RAW DATA

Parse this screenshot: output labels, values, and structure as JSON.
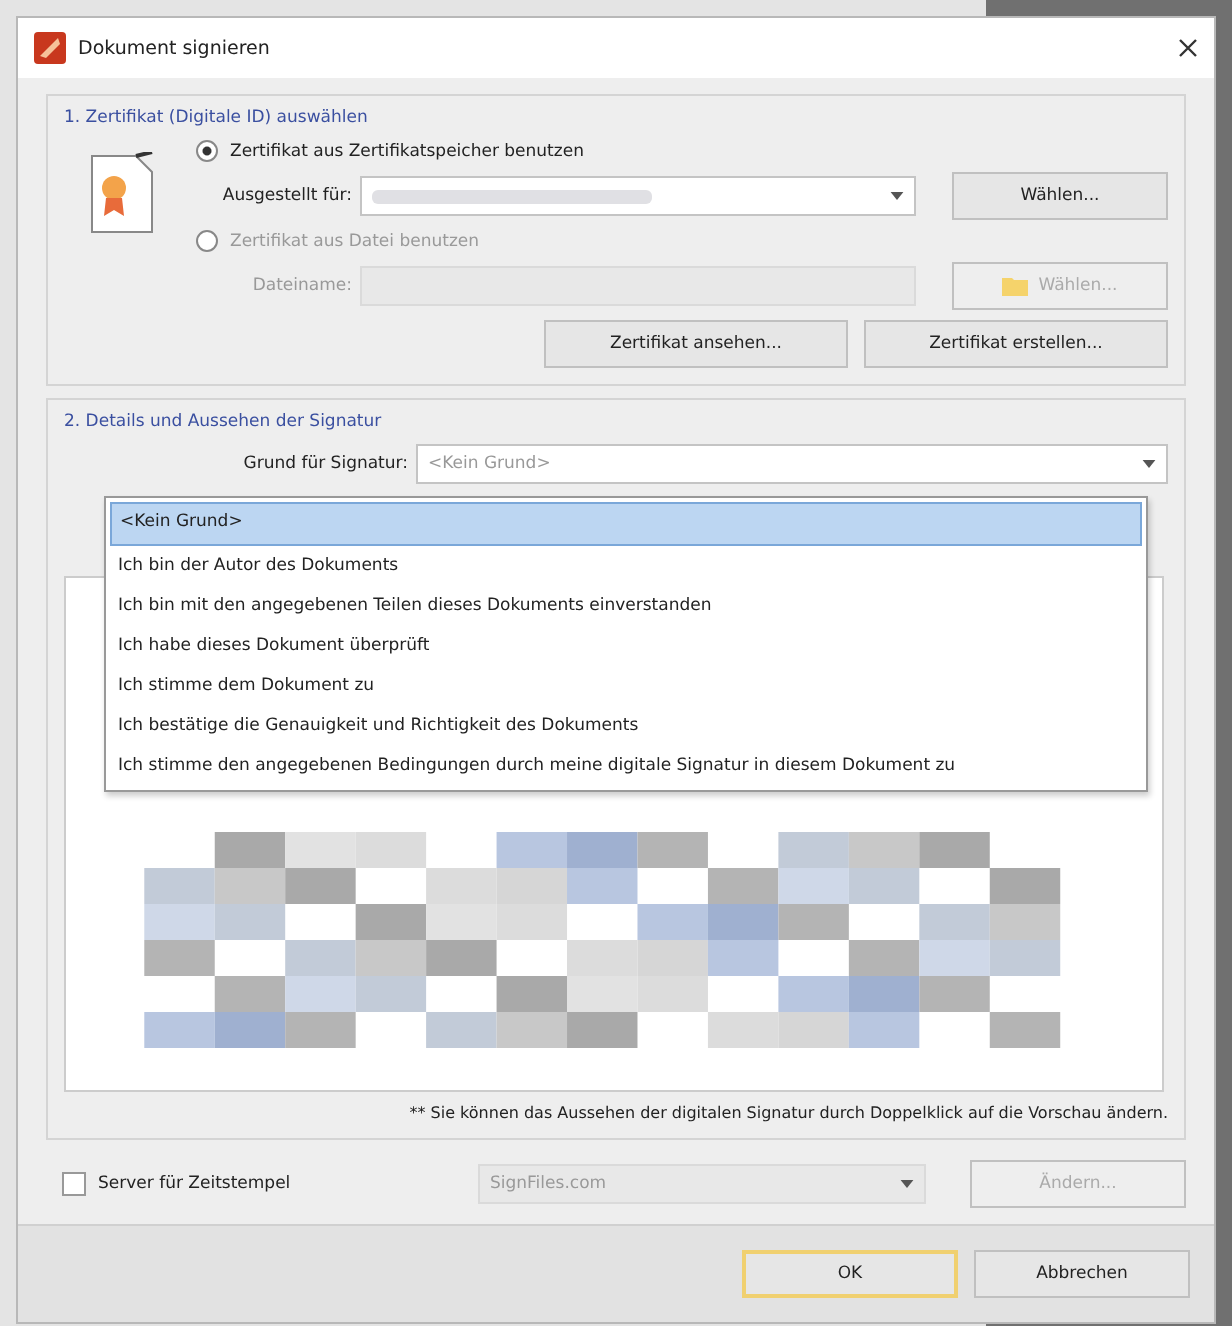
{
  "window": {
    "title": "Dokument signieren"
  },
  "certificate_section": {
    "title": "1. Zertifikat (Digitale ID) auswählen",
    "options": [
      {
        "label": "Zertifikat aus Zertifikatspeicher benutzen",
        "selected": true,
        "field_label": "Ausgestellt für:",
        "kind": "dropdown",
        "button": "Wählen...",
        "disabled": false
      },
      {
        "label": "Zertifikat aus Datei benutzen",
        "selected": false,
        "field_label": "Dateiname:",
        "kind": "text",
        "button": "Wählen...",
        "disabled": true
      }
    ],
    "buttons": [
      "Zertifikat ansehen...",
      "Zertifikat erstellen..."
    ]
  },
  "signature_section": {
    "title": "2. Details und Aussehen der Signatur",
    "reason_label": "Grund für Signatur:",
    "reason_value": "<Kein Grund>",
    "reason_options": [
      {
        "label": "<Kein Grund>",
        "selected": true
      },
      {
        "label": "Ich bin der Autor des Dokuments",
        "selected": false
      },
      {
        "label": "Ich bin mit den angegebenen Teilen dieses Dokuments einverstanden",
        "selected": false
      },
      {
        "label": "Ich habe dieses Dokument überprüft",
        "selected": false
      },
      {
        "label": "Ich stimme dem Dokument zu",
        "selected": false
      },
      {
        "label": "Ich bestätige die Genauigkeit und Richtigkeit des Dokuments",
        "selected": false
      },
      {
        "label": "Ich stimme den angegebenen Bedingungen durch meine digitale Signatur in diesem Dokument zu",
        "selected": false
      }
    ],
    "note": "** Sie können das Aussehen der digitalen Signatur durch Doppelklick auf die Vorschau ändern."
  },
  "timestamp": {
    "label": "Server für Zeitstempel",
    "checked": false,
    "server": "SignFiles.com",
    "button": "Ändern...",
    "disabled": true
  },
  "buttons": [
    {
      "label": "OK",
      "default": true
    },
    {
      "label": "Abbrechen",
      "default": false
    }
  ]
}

---

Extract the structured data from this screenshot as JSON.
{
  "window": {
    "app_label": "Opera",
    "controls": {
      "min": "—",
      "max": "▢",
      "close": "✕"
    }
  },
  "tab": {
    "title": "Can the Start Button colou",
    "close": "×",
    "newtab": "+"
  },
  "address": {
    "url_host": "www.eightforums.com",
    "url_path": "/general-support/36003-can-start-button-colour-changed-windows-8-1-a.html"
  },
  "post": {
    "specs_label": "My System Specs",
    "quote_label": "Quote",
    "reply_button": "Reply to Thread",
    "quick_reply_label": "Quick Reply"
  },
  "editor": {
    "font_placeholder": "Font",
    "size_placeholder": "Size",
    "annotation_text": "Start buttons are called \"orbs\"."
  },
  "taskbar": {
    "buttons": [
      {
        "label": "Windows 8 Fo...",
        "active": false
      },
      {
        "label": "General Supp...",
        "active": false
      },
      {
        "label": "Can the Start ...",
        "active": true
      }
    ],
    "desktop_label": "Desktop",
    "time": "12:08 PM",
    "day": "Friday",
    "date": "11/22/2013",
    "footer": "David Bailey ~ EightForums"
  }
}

...

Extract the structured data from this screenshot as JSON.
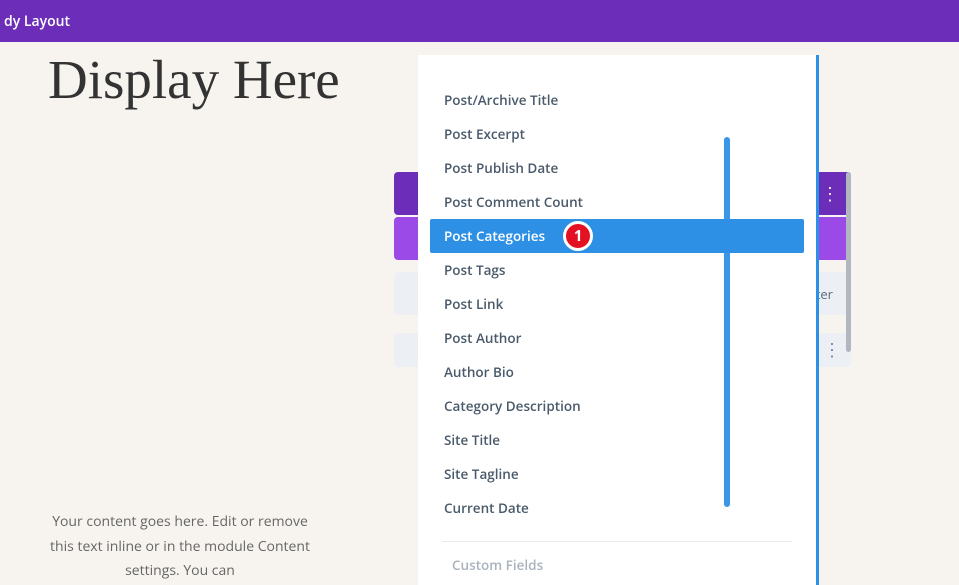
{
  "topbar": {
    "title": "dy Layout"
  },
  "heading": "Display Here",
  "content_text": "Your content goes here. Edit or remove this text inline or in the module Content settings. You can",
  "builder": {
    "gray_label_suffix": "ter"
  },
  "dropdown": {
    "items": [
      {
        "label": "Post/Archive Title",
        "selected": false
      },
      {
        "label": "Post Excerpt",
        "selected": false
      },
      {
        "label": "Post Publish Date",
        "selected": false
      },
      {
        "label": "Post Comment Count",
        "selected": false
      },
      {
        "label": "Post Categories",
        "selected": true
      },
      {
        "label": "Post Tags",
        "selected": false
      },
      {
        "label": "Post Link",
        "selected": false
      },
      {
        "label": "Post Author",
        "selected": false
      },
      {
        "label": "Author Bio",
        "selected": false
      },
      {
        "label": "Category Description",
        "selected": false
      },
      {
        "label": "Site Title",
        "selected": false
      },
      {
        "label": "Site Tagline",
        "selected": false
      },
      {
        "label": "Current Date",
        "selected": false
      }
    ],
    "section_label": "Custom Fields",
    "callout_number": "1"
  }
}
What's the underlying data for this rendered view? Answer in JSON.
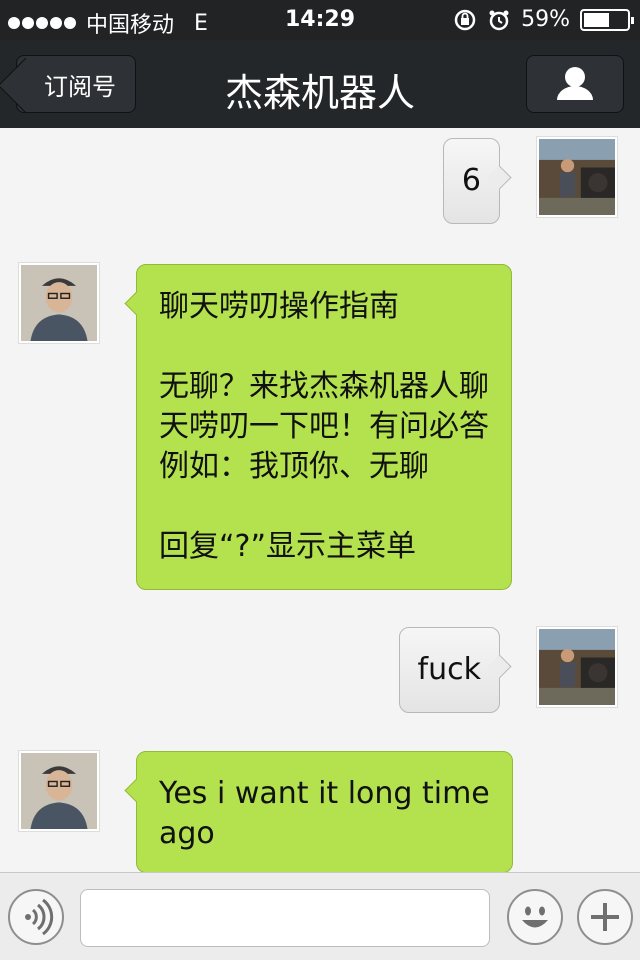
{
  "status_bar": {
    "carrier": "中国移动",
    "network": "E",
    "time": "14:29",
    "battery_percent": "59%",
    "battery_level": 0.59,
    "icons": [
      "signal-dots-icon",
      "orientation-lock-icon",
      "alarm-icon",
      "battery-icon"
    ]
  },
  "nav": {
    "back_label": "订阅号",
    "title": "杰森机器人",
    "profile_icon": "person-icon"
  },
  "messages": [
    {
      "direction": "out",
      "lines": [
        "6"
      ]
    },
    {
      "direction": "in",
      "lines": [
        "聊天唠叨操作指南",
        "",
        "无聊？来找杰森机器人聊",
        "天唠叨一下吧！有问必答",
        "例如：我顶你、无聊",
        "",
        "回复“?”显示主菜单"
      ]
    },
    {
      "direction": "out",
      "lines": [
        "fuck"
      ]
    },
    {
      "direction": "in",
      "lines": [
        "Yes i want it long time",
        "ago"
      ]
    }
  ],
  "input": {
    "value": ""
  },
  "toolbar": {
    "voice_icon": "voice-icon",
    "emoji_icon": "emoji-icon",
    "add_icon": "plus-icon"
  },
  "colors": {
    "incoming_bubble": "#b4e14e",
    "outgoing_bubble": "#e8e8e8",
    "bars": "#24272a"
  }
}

TO BE DONE
In the entries above, count each line that holds "Aussehen". Give the total and nothing else.

TASK ANSWER
2